Raw data —
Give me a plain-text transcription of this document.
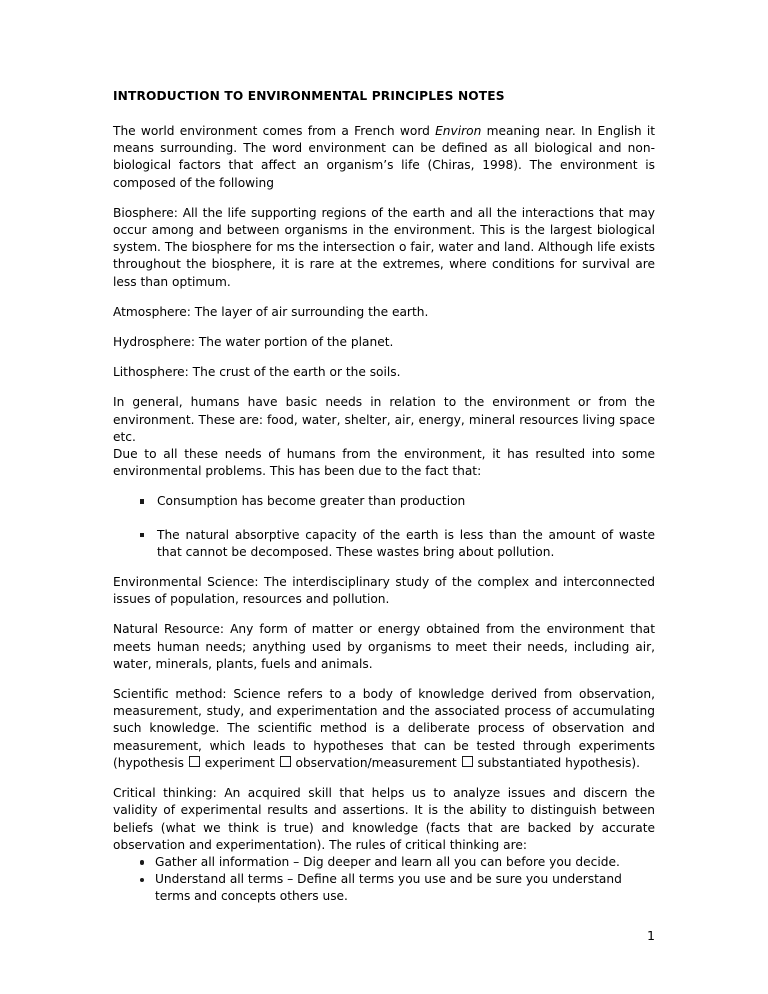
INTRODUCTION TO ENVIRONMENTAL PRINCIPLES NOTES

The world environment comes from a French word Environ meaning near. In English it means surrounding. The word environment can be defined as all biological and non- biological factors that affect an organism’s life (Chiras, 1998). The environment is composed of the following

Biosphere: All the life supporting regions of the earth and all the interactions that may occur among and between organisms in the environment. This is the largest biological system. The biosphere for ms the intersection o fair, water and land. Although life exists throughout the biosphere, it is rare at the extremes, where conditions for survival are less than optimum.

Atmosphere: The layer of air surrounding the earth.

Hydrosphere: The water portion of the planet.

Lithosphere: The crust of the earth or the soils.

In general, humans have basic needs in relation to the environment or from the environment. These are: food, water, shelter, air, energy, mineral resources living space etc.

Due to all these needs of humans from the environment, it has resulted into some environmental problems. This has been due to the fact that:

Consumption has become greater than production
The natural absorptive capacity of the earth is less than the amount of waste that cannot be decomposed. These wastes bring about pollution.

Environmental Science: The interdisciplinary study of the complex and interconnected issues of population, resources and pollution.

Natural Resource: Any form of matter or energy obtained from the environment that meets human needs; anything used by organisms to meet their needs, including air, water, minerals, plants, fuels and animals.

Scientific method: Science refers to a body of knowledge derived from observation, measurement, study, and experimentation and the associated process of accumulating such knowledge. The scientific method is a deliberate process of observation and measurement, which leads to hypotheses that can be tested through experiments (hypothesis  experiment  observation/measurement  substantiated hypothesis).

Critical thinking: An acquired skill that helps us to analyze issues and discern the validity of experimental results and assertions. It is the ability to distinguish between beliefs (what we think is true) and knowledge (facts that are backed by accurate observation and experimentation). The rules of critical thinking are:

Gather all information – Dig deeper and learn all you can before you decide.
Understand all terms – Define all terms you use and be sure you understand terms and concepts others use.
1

---

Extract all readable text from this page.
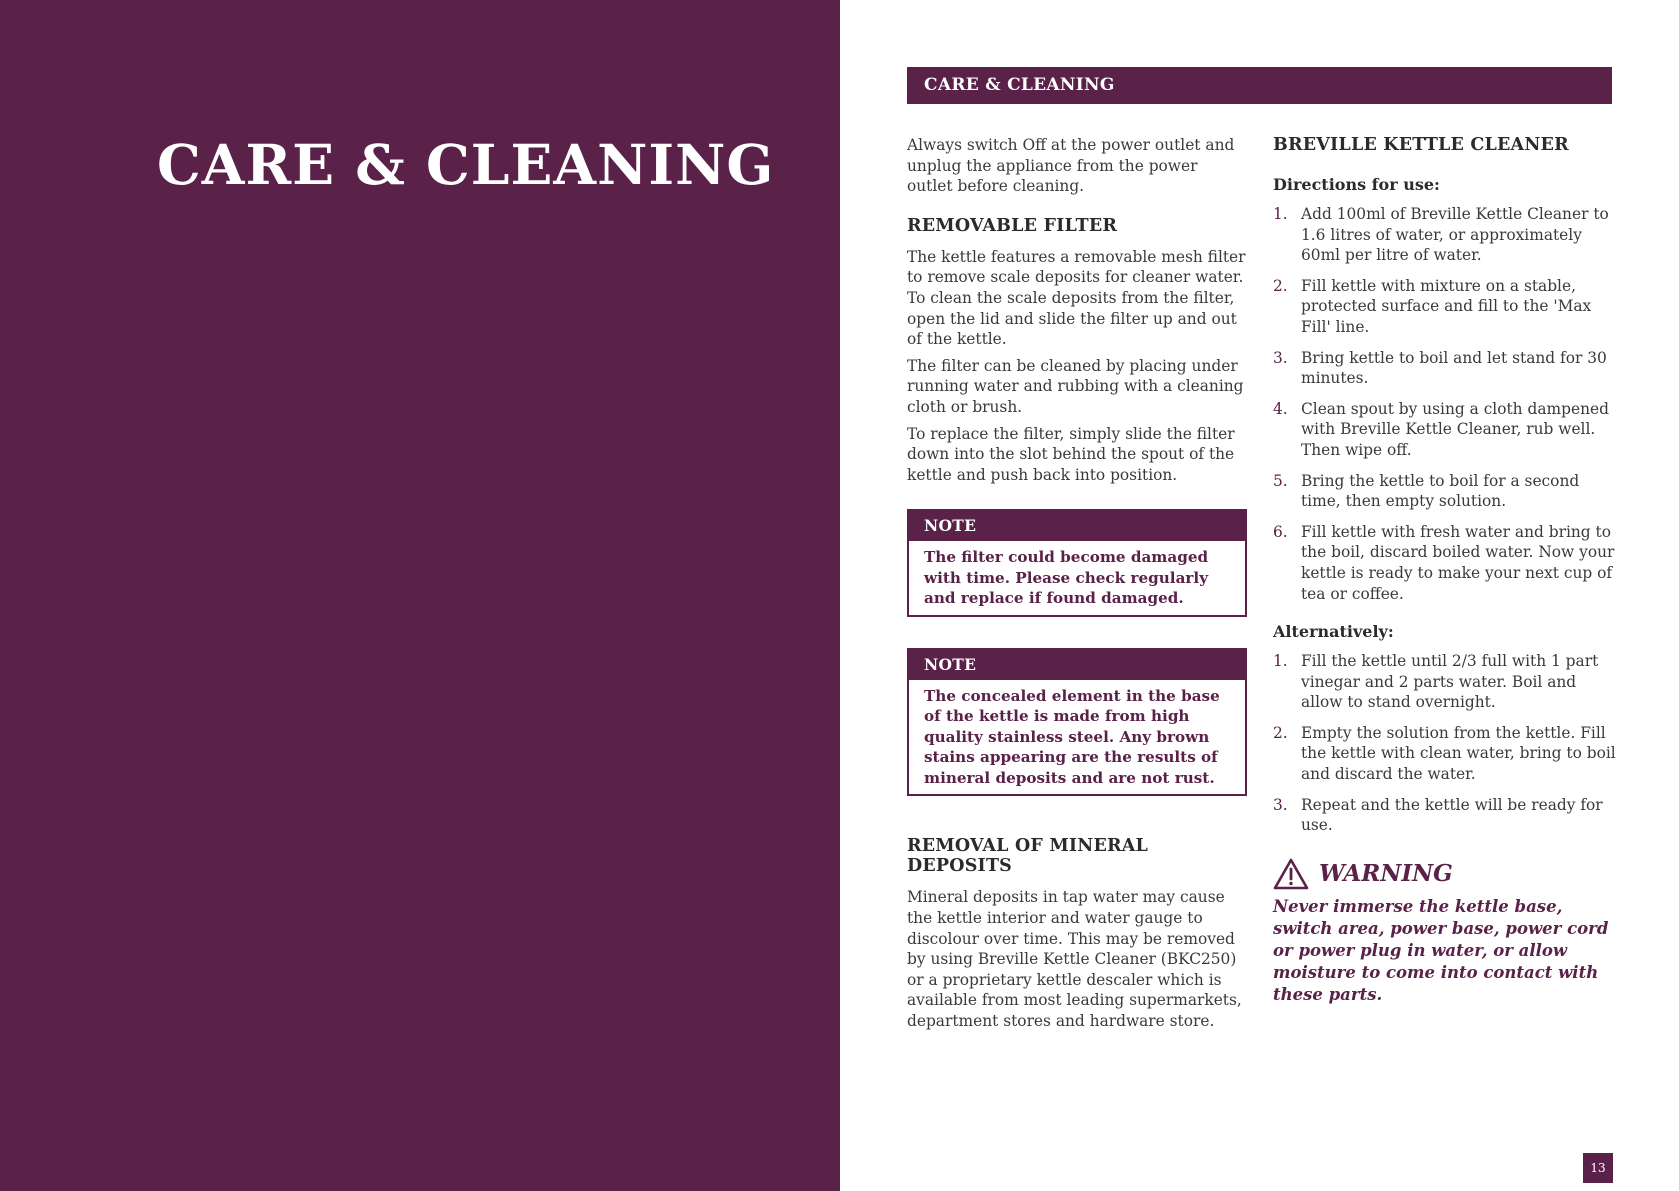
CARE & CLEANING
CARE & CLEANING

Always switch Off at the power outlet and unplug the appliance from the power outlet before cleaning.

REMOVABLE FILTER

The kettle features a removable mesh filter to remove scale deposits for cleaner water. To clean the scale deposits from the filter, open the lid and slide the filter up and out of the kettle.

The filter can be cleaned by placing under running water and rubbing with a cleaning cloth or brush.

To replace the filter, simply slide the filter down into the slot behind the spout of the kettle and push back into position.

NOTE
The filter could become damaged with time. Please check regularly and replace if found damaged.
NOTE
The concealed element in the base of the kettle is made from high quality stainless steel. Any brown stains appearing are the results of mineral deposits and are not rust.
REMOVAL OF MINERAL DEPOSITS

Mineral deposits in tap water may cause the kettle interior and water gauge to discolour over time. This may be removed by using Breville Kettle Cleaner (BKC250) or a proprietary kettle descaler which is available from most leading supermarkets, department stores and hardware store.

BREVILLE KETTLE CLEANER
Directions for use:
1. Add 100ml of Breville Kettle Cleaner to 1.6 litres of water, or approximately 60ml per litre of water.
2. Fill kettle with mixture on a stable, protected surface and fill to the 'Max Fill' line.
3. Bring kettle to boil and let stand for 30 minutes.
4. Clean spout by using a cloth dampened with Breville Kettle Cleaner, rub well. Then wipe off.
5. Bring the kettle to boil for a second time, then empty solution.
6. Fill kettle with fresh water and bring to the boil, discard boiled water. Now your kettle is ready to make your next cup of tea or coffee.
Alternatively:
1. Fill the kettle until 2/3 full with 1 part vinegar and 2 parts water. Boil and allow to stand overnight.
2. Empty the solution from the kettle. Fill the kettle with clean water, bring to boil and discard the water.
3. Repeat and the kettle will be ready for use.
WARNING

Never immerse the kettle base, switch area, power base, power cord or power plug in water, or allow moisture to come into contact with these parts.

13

* * *

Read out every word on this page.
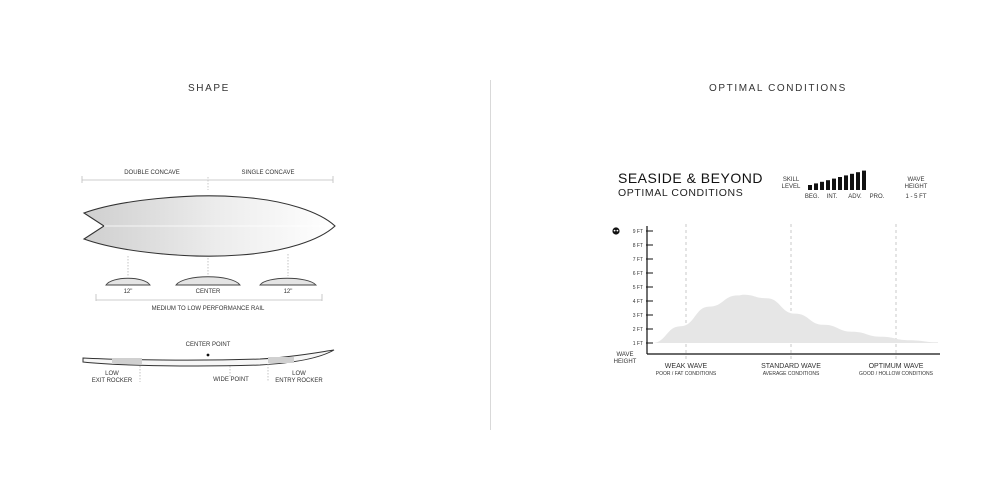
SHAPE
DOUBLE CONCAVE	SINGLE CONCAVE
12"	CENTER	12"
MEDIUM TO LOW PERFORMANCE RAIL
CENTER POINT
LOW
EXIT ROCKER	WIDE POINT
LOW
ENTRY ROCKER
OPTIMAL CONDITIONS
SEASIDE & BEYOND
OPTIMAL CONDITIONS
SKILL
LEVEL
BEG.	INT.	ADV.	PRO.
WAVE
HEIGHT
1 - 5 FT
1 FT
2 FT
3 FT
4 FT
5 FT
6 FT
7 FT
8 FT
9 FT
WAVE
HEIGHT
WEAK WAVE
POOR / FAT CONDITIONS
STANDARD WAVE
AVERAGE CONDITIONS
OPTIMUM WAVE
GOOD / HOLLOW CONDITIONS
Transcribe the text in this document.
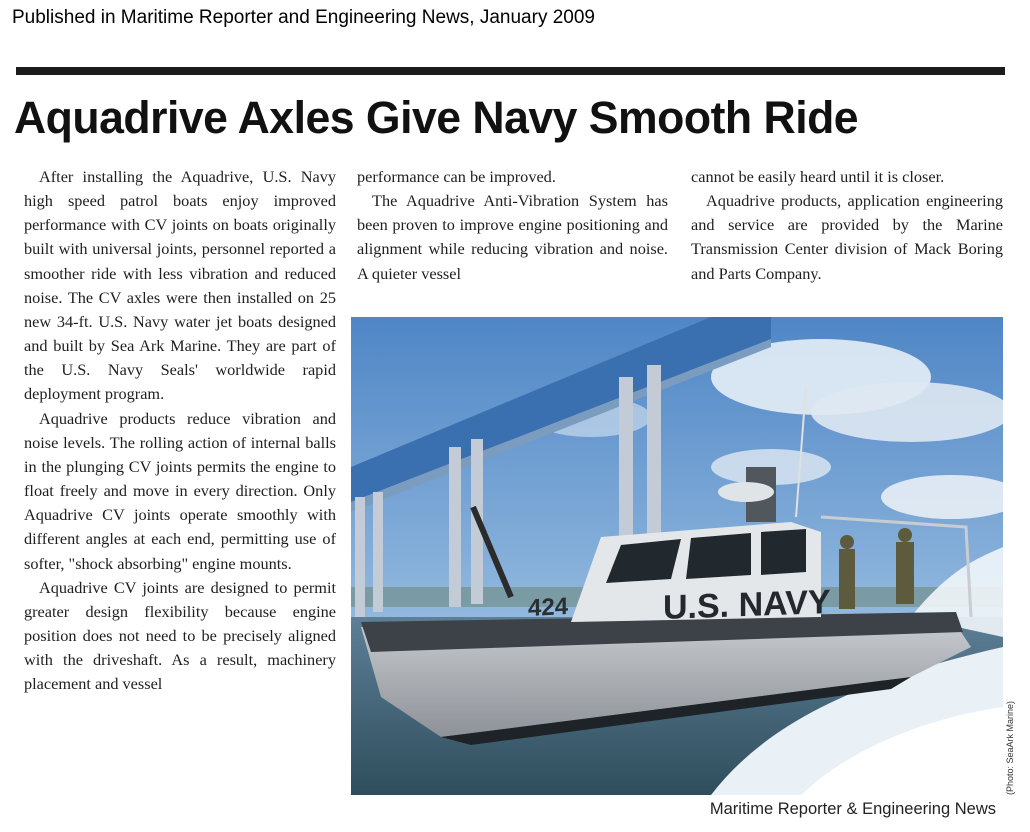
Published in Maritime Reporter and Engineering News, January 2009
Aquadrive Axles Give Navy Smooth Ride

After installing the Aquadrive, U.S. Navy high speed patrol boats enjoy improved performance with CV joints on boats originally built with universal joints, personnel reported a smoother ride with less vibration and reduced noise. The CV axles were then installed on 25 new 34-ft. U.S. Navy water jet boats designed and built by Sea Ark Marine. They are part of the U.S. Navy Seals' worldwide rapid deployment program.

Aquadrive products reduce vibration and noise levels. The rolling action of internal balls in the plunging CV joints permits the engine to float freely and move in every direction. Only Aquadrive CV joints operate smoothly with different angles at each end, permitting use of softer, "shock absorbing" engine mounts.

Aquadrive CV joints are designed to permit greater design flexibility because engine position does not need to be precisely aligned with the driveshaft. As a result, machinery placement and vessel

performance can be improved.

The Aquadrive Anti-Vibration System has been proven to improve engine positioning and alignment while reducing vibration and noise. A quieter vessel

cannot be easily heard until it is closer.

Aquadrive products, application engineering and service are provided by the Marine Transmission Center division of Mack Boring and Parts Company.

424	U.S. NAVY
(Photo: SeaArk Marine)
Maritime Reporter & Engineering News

Your instructions — Copy each line of the records above that carries the word "improved".

Output for this task —
After installing the Aquadrive, U.S. Navy high speed patrol boats enjoy improved performance with CV joints on boats originally built with universal joints, personnel reported a smoother ride with less vibration and reduced noise. The CV axles were then installed on 25 new 34-ft. U.S. Navy water jet boats designed and built by Sea Ark Marine. They are part of the U.S. Navy Seals' worldwide rapid deployment program.
performance can be improved.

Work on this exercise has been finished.